* _WHAT YOU HAVE TO DO_
Write every record out again exactly, and keep images out of it.

________________________________________

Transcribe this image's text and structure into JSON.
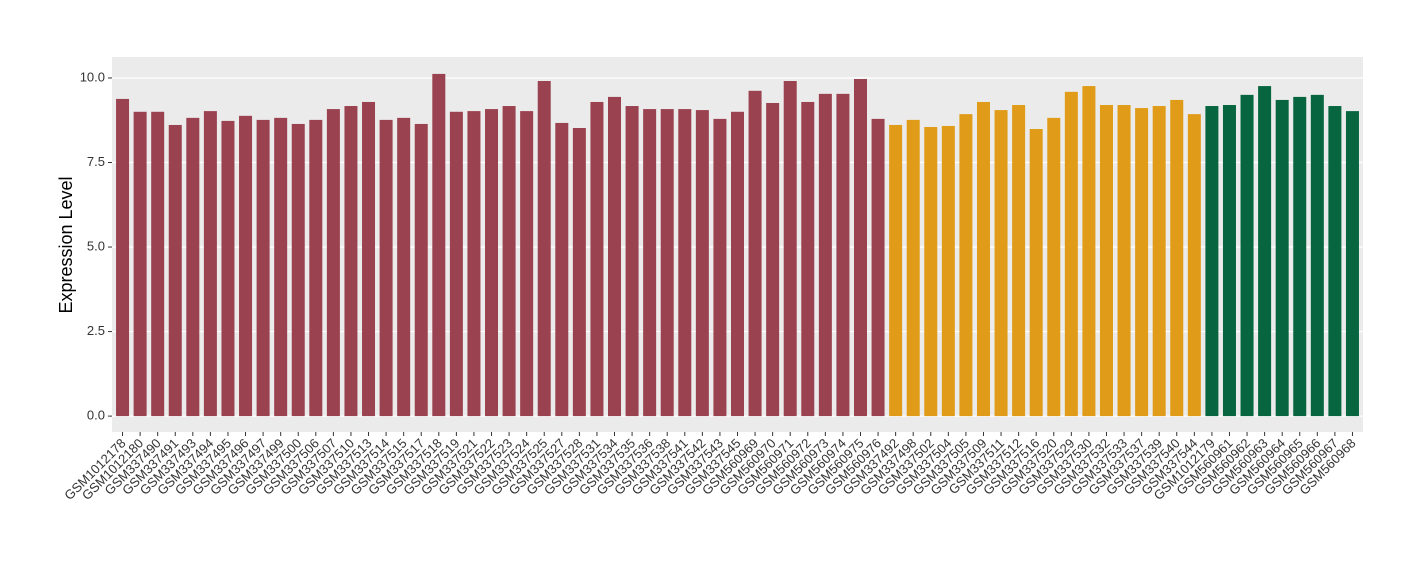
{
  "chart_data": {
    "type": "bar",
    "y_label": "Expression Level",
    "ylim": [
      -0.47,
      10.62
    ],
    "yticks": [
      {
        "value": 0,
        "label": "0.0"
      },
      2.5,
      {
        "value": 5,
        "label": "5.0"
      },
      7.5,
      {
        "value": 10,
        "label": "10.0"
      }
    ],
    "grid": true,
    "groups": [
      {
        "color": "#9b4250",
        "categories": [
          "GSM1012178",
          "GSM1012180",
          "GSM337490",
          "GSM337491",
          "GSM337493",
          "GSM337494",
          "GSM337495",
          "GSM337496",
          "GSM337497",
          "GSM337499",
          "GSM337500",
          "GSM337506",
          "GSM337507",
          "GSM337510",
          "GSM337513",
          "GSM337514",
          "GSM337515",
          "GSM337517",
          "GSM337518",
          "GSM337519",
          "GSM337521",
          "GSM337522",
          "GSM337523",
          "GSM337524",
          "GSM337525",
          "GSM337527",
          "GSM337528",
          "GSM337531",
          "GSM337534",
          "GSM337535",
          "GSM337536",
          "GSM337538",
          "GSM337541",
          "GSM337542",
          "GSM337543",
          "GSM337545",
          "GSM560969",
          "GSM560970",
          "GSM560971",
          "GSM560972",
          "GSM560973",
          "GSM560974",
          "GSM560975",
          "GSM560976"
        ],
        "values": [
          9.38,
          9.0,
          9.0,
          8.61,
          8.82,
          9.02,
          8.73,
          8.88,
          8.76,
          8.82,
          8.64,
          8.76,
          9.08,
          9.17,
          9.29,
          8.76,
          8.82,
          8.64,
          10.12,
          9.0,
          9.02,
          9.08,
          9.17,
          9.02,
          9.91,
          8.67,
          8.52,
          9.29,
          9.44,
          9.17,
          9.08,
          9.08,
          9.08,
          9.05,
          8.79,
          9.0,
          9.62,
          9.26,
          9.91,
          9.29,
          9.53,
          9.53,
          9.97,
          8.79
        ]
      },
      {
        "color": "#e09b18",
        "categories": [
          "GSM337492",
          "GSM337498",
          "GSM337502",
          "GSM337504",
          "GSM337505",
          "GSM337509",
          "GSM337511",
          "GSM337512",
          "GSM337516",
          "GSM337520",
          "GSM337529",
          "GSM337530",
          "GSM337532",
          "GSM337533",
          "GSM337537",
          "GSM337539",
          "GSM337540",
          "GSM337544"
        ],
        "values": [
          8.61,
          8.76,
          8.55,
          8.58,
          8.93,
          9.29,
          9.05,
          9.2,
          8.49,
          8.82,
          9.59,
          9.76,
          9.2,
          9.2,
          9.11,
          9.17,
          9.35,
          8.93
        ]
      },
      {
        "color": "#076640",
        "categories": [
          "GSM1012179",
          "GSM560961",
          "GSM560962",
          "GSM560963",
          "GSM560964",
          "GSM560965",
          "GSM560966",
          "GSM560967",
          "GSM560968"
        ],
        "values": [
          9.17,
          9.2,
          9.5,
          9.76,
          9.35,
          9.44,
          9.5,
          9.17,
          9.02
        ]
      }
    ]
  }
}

________________________________________

* _SOLUTION_
Transcribe this image's text and structure into JSON.
{
  "chart_data": {
    "type": "bar",
    "y_label": "Expression Level",
    "ylim": [
      -0.47,
      10.62
    ],
    "yticks": [
      {
        "value": 0,
        "label": "0.0"
      },
      2.5,
      {
        "value": 5,
        "label": "5.0"
      },
      7.5,
      {
        "value": 10,
        "label": "10.0"
      }
    ],
    "grid": true,
    "groups": [
      {
        "color": "#9b4250",
        "categories": [
          "GSM1012178",
          "GSM1012180",
          "GSM337490",
          "GSM337491",
          "GSM337493",
          "GSM337494",
          "GSM337495",
          "GSM337496",
          "GSM337497",
          "GSM337499",
          "GSM337500",
          "GSM337506",
          "GSM337507",
          "GSM337510",
          "GSM337513",
          "GSM337514",
          "GSM337515",
          "GSM337517",
          "GSM337518",
          "GSM337519",
          "GSM337521",
          "GSM337522",
          "GSM337523",
          "GSM337524",
          "GSM337525",
          "GSM337527",
          "GSM337528",
          "GSM337531",
          "GSM337534",
          "GSM337535",
          "GSM337536",
          "GSM337538",
          "GSM337541",
          "GSM337542",
          "GSM337543",
          "GSM337545",
          "GSM560969",
          "GSM560970",
          "GSM560971",
          "GSM560972",
          "GSM560973",
          "GSM560974",
          "GSM560975",
          "GSM560976"
        ],
        "values": [
          9.38,
          9.0,
          9.0,
          8.61,
          8.82,
          9.02,
          8.73,
          8.88,
          8.76,
          8.82,
          8.64,
          8.76,
          9.08,
          9.17,
          9.29,
          8.76,
          8.82,
          8.64,
          10.12,
          9.0,
          9.02,
          9.08,
          9.17,
          9.02,
          9.91,
          8.67,
          8.52,
          9.29,
          9.44,
          9.17,
          9.08,
          9.08,
          9.08,
          9.05,
          8.79,
          9.0,
          9.62,
          9.26,
          9.91,
          9.29,
          9.53,
          9.53,
          9.97,
          8.79
        ]
      },
      {
        "color": "#e09b18",
        "categories": [
          "GSM337492",
          "GSM337498",
          "GSM337502",
          "GSM337504",
          "GSM337505",
          "GSM337509",
          "GSM337511",
          "GSM337512",
          "GSM337516",
          "GSM337520",
          "GSM337529",
          "GSM337530",
          "GSM337532",
          "GSM337533",
          "GSM337537",
          "GSM337539",
          "GSM337540",
          "GSM337544"
        ],
        "values": [
          8.61,
          8.76,
          8.55,
          8.58,
          8.93,
          9.29,
          9.05,
          9.2,
          8.49,
          8.82,
          9.59,
          9.76,
          9.2,
          9.2,
          9.11,
          9.17,
          9.35,
          8.93
        ]
      },
      {
        "color": "#076640",
        "categories": [
          "GSM1012179",
          "GSM560961",
          "GSM560962",
          "GSM560963",
          "GSM560964",
          "GSM560965",
          "GSM560966",
          "GSM560967",
          "GSM560968"
        ],
        "values": [
          9.17,
          9.2,
          9.5,
          9.76,
          9.35,
          9.44,
          9.5,
          9.17,
          9.02
        ]
      }
    ]
  }
}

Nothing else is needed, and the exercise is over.